Short exercise
Reproduce every line of the records below exactly, keeping each character and the line order unchanged.

Dataset rows
((

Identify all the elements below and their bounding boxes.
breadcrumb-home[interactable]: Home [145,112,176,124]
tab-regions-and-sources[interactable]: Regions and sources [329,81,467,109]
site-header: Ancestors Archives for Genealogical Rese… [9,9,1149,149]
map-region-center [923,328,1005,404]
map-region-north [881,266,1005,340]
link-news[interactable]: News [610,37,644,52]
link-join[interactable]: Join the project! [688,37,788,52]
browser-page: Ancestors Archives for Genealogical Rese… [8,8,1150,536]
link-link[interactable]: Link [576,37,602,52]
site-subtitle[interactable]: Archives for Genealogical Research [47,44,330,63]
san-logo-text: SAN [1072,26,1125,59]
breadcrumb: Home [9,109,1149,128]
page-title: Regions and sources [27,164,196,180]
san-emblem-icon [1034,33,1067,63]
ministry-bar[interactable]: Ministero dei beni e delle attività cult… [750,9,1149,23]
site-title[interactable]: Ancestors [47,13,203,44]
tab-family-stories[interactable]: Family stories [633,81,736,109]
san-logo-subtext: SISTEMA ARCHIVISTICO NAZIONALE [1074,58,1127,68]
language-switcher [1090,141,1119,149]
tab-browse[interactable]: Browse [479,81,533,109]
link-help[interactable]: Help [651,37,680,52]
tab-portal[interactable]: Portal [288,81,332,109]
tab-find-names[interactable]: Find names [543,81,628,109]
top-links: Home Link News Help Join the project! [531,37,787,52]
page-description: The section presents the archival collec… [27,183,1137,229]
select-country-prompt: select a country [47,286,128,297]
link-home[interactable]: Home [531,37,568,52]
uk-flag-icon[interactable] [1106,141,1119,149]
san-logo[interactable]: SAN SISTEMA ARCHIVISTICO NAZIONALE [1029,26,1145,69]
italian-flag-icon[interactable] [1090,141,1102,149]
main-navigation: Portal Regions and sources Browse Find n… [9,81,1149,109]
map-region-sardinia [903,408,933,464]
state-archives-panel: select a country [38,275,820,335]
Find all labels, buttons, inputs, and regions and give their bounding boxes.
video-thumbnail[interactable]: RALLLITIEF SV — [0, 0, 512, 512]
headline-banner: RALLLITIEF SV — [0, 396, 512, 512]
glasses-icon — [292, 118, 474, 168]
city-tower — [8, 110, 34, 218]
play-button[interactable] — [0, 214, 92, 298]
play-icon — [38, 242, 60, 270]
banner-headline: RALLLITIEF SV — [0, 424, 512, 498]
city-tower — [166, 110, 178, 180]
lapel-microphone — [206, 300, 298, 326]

))

Exercise answer
Identify all the elements below and their bounding boxes.
breadcrumb-home[interactable]: Home [145,112,176,124]
tab-regions-and-sources[interactable]: Regions and sources [329,81,467,109]
site-header: Ancestors Archives for Genealogical Rese… [9,9,1149,149]
map-region-center [923,328,1005,404]
map-region-north [881,266,1005,340]
link-news[interactable]: News [610,37,644,52]
link-join[interactable]: Join the project! [688,37,788,52]
browser-page: Ancestors Archives for Genealogical Rese… [8,8,1150,536]
link-link[interactable]: Link [576,37,602,52]
site-subtitle[interactable]: Archives for Genealogical Research [47,44,330,63]
san-logo-text: SAN [1072,26,1125,59]
breadcrumb: Home [9,109,1149,128]
page-title: Regions and sources [27,164,196,180]
san-emblem-icon [1034,33,1067,63]
ministry-bar[interactable]: Ministero dei beni e delle attività cult… [750,9,1149,23]
site-title[interactable]: Ancestors [47,13,203,44]
tab-family-stories[interactable]: Family stories [633,81,736,109]
san-logo-subtext: SISTEMA ARCHIVISTICO NAZIONALE [1074,58,1127,68]
language-switcher [1090,141,1119,149]
tab-browse[interactable]: Browse [479,81,533,109]
link-help[interactable]: Help [651,37,680,52]
tab-portal[interactable]: Portal [288,81,332,109]
tab-find-names[interactable]: Find names [543,81,628,109]
top-links: Home Link News Help Join the project! [531,37,787,52]
page-description: The section presents the archival collec… [27,183,1137,229]
select-country-prompt: select a country [47,286,128,297]
link-home[interactable]: Home [531,37,568,52]
uk-flag-icon[interactable] [1106,141,1119,149]
san-logo[interactable]: SAN SISTEMA ARCHIVISTICO NAZIONALE [1029,26,1145,69]
italian-flag-icon[interactable] [1090,141,1102,149]
main-navigation: Portal Regions and sources Browse Find n… [9,81,1149,109]
map-region-sardinia [903,408,933,464]
state-archives-panel: select a country [38,275,820,335]
Find all labels, buttons, inputs, and regions and give their bounding boxes.
video-thumbnail[interactable]: RALLLITIEF SV — [0, 0, 512, 512]
headline-banner: RALLLITIEF SV — [0, 396, 512, 512]
glasses-icon — [292, 118, 474, 168]
city-tower — [8, 110, 34, 218]
play-button[interactable] — [0, 214, 92, 298]
play-icon — [38, 242, 60, 270]
banner-headline: RALLLITIEF SV — [0, 424, 512, 498]
city-tower — [166, 110, 178, 180]
lapel-microphone — [206, 300, 298, 326]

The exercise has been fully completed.